Type out all the records word for word. Any pictures are to be left out.

## Records for the exercise
>>>>>

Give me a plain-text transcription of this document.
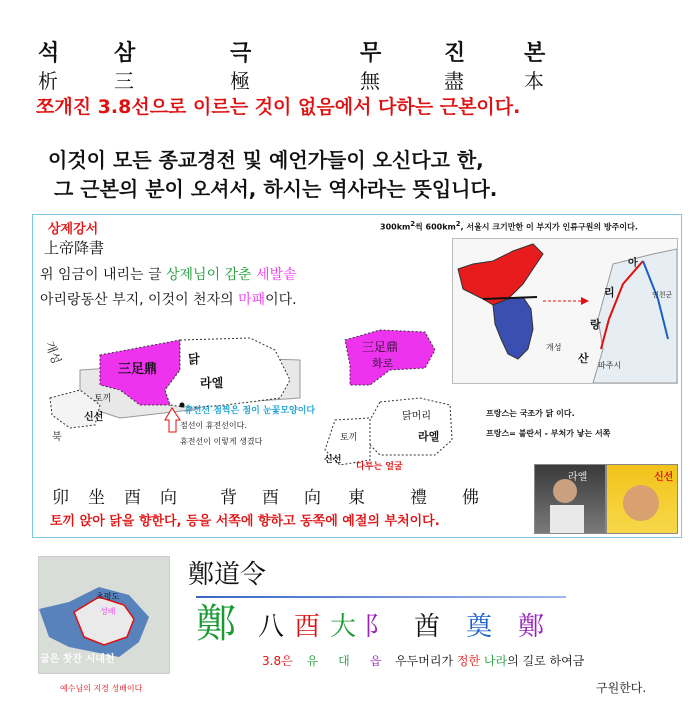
석 삼	극	무	진	본
析	三	極	無	盡	本
쪼개진 3.8선으로 이르는 것이 없음에서 다하는 근본이다.
이것이 모든 종교경전 및 예언가들이 오신다고 한,
그 근본의 분이 오셔서, 하시는 역사라는 뜻입니다.
상제강서
上帝降書
위 임금이 내리는 글 상제님이 감춘 세발솥
아리랑동산 부지, 이것이 천자의 마패이다.
$300km^2$씩 $600km^2$, 서울시 크기만한 이 부지가 인류구원의 방주이다.
개성
三足鼎
닭
라엘
토끼
신선
북
三足鼎
화로
닭머리
라엘
토끼
신선
다투는 얼굴
휴전선 점찍은 점이 눈꽃모양이다
점선이 휴전선이다.
휴전선이 이렇게 생겼다
프랑스는 국조가 닭 이다.
프랑스= 불란서 - 부처가 낳는 서쪽
아
리
랑
산
개성
파주시
연천군
라엘	신선
卯 坐 酉 向	背 酉 向 東	禮 佛
토끼 앉아 닭을 향한다, 등을 서쪽에 향하고 동쪽에 예절의 부처이다.
초평도
성배
굽은 찻잔 시내천
예수님의 지경 성배이다
鄭道令
鄭 八 酉 大 阝 酋 奠 鄭
3.8은 유 대 읍 우두머리가 정한 나라의 길로 하여금
구원한다.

<<<<<

## Result below
Give me a plain-text transcription of this document.
석 삼	극	무	진	본
析	三	極	無	盡	本
쪼개진 3.8선으로 이르는 것이 없음에서 다하는 근본이다.
이것이 모든 종교경전 및 예언가들이 오신다고 한,
그 근본의 분이 오셔서, 하시는 역사라는 뜻입니다.
상제강서
上帝降書
위 임금이 내리는 글 상제님이 감춘 세발솥
아리랑동산 부지, 이것이 천자의 마패이다.
$300km^2$씩 $600km^2$, 서울시 크기만한 이 부지가 인류구원의 방주이다.
개성
三足鼎
닭
라엘
토끼
신선
북
三足鼎
화로
닭머리
라엘
토끼
신선
다투는 얼굴
휴전선 점찍은 점이 눈꽃모양이다
점선이 휴전선이다.
휴전선이 이렇게 생겼다
프랑스는 국조가 닭 이다.
프랑스= 불란서 - 부처가 낳는 서쪽
아
리
랑
산
개성
파주시
연천군
라엘	신선
卯 坐 酉 向	背 酉 向 東	禮 佛
토끼 앉아 닭을 향한다, 등을 서쪽에 향하고 동쪽에 예절의 부처이다.
초평도
성배
굽은 찻잔 시내천
예수님의 지경 성배이다
鄭道令
鄭 八 酉 大 阝 酋 奠 鄭
3.8은 유 대 읍 우두머리가 정한 나라의 길로 하여금
구원한다.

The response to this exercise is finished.